### Texte sélectionné
((

JOURNAL DES SOCIÉTÉS

Fin du premier chantier des états généraux de l’alimentation - Quel bilan pour les négociations entre les producteurs, industriels et distributeurs ?

Fin du premier chantier des états généraux de l’alimentation - Quel bilan pour les négociations entre les producteurs, industriels et distributeurs ?
Publié le 10/12/2017 à 09:00


Les travaux relatifs au premier chantier des États généraux de l’alimentation, dédiés à la création et à la répartition de la valeur au sein de la filière agroalimentaire, ont pris fin le 11 octobre dernier avec le discours prononcé à Rungis par le président de la République. Les débats qui ont mobilisé l’ensemble des acteurs de la filière (producteurs, industriels, distributeurs et consommateurs) ont débouché sur une volonté commune de recréer de la valeur, notamment en rendant les prix d’achat des produits agricoles plus rémunérateurs pour les agriculteurs (« le juste prix payé »), en mettant un terme à la guerre des prix (passer des prix « prédateurs » aux « prix responsables »), et en réinstaurant, par des règles de contractualisation pluriannuelle des relations et une responsabilisation des acteurs de la filière, une confiance mutuelle.

 

Alors que les attentes se trouvaient tournées vers la promulgation d’une loi applicable aux négociations 2018 (lesquelles démarrent le 1er novembre prochain), le discours de Rungis, présenté par certains comme le plan Marshall pour « la ferme France », prend la nature d’une feuille de route fixant les engagements devant être réalisés par les organisations de producteurs et les filières interprofessionnelles en tant que préalable à la mise en oeuvre d’une réforme qui ne verra au mieux le jour qu’au cours du premier semestre 2018.

))

### Extrait des données
((

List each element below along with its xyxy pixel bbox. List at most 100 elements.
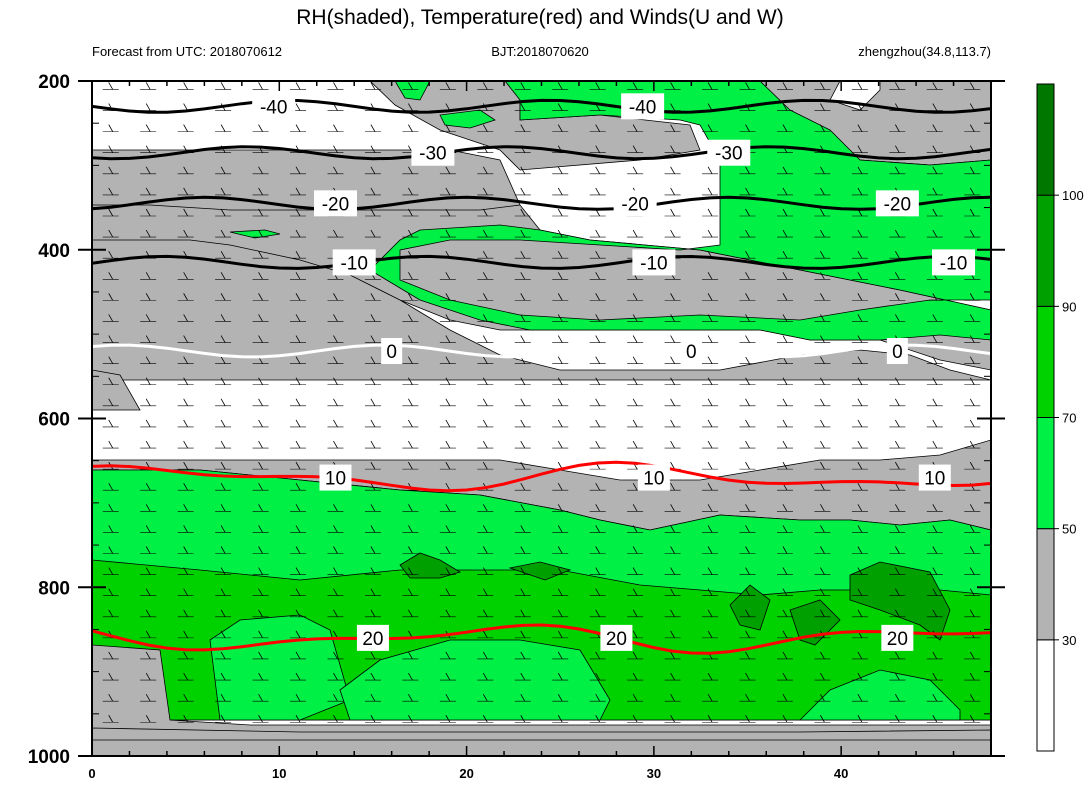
wind-barb-flag — [782, 715, 788, 723]
wind-barb-flag — [932, 651, 938, 660]
wind-barb-flag — [745, 588, 750, 596]
wind-barb-flag — [782, 293, 788, 301]
wind-barb-flag — [595, 229, 601, 238]
wind-barb-flag — [333, 504, 338, 512]
wind-barb-flag — [557, 166, 563, 175]
wind-barb-flag — [145, 440, 151, 449]
wind-barb-flag — [183, 82, 188, 90]
contour-label: 10 — [325, 469, 346, 490]
wind-barb-flag — [520, 208, 526, 217]
wind-barb-flag — [220, 398, 226, 407]
wind-barb-flag — [220, 335, 226, 343]
contour-label: -10 — [640, 253, 667, 274]
wind-barb-flag — [108, 356, 114, 364]
contour-label-box — [252, 93, 296, 120]
wind-barb-flag — [557, 630, 563, 639]
wind-barb-flag — [258, 208, 263, 217]
contour-label-box — [313, 190, 357, 217]
wind-barb-flag — [632, 609, 638, 617]
wind-barb-flag — [969, 651, 975, 660]
wind-barb-flag — [557, 588, 563, 596]
contour-label-box — [332, 249, 376, 276]
wind-barb-flag — [108, 567, 114, 575]
wind-barb-flag — [782, 546, 788, 554]
wind-barb-flag — [183, 272, 188, 280]
wind-barb-flag — [632, 630, 638, 639]
wind-barb-flag — [482, 208, 488, 217]
wind-barb-flag — [782, 124, 788, 132]
colorbar-label: 50 — [1062, 522, 1076, 537]
wind-barb-flag — [183, 672, 188, 681]
wind-barb-flag — [370, 208, 376, 217]
wind-barb-flag — [632, 356, 638, 364]
wind-barb-flag — [108, 419, 114, 428]
wind-barb-flag — [295, 546, 301, 554]
wind-barb-flag — [333, 356, 338, 364]
contour-label: -10 — [340, 253, 367, 274]
x-tick-label: 0 — [88, 766, 95, 781]
wind-barb-flag — [220, 504, 226, 512]
wind-barb-flag — [745, 483, 750, 491]
wind-barb-flag — [108, 504, 114, 512]
wind-barb-flag — [520, 651, 526, 660]
wind-barb-flag — [782, 630, 788, 639]
wind-barb-flag — [857, 335, 863, 343]
wind-barb-flag — [333, 525, 338, 533]
wind-barb-flag — [258, 187, 263, 196]
contour-label: -40 — [260, 97, 287, 118]
wind-barb-flag — [820, 588, 825, 596]
wind-barb-flag — [482, 335, 488, 343]
wind-barb-flag — [595, 440, 601, 449]
wind-barb-flag — [707, 419, 713, 428]
wind-barb-flag — [295, 504, 301, 512]
wind-barb-flag — [820, 567, 825, 575]
wind-barb-flag — [482, 630, 488, 639]
wind-barb-flag — [932, 208, 938, 217]
wind-barb-flag — [820, 609, 825, 617]
wind-barb-flag — [408, 124, 413, 132]
wind-barb-flag — [295, 461, 301, 470]
wind-barb-flag — [520, 272, 526, 280]
wind-barb-flag — [670, 103, 675, 111]
wind-barb-flag — [895, 440, 900, 449]
wind-barb-flag — [820, 229, 825, 238]
wind-barb-flag — [108, 398, 114, 407]
wind-barb-flag — [370, 546, 376, 554]
wind-barb-flag — [745, 335, 750, 343]
wind-barb-flag — [408, 419, 413, 428]
wind-barb-flag — [670, 82, 675, 90]
wind-barb-flag — [745, 208, 750, 217]
wind-barb-flag — [557, 567, 563, 575]
wind-barb-flag — [670, 693, 675, 702]
wind-barb-flag — [370, 314, 376, 322]
wind-barb-flag — [932, 567, 938, 575]
wind-barb-flag — [745, 546, 750, 554]
wind-barb-flag — [932, 693, 938, 702]
rh-green-blob-1 — [394, 81, 431, 101]
wind-barb-flag — [969, 419, 975, 428]
wind-barb-flag — [408, 546, 413, 554]
wind-barb-flag — [482, 504, 488, 512]
wind-barb-flag — [445, 546, 451, 554]
wind-barb-flag — [145, 272, 151, 280]
wind-barb-flag — [670, 356, 675, 364]
wind-barb-flag — [520, 672, 526, 681]
wind-barb-flag — [820, 672, 825, 681]
wind-barb-flag — [258, 693, 263, 702]
wind-barb-flag — [670, 588, 675, 596]
wind-barb-flag — [145, 187, 151, 196]
wind-barb-flag — [445, 651, 451, 660]
contour-label-box — [381, 338, 403, 364]
contour-label: -30 — [715, 144, 742, 165]
wind-barb-flag — [969, 82, 975, 90]
wind-barb-flag — [632, 715, 638, 723]
wind-barb-flag — [969, 693, 975, 702]
contour-label-box — [707, 139, 751, 166]
wind-barb-flag — [557, 398, 563, 407]
wind-barb-flag — [857, 166, 863, 175]
wind-barb-flag — [557, 483, 563, 491]
wind-barb-flag — [183, 314, 188, 322]
wind-barb-flag — [857, 398, 863, 407]
wind-barb-flag — [482, 377, 488, 385]
wind-barb-flag — [595, 672, 601, 681]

))

### Travail demandé
Pouvez-vous recopier fidèlement le passage de l'article sur les états généraux de l'alimentation qui commence aux mots « Alors que les » et s'arrête après « premier semestre 2018. » ?

### Réponse
Alors que les attentes se trouvaient tournées vers la promulgation d’une loi applicable aux négociations 2018 (lesquelles démarrent le 1er novembre prochain), le discours de Rungis, présenté par certains comme le plan Marshall pour « la ferme France », prend la nature d’une feuille de route fixant les engagements devant être réalisés par les organisations de producteurs et les filières interprofessionnelles en tant que préalable à la mise en oeuvre d’une réforme qui ne verra au mieux le jour qu’au cours du premier semestre 2018.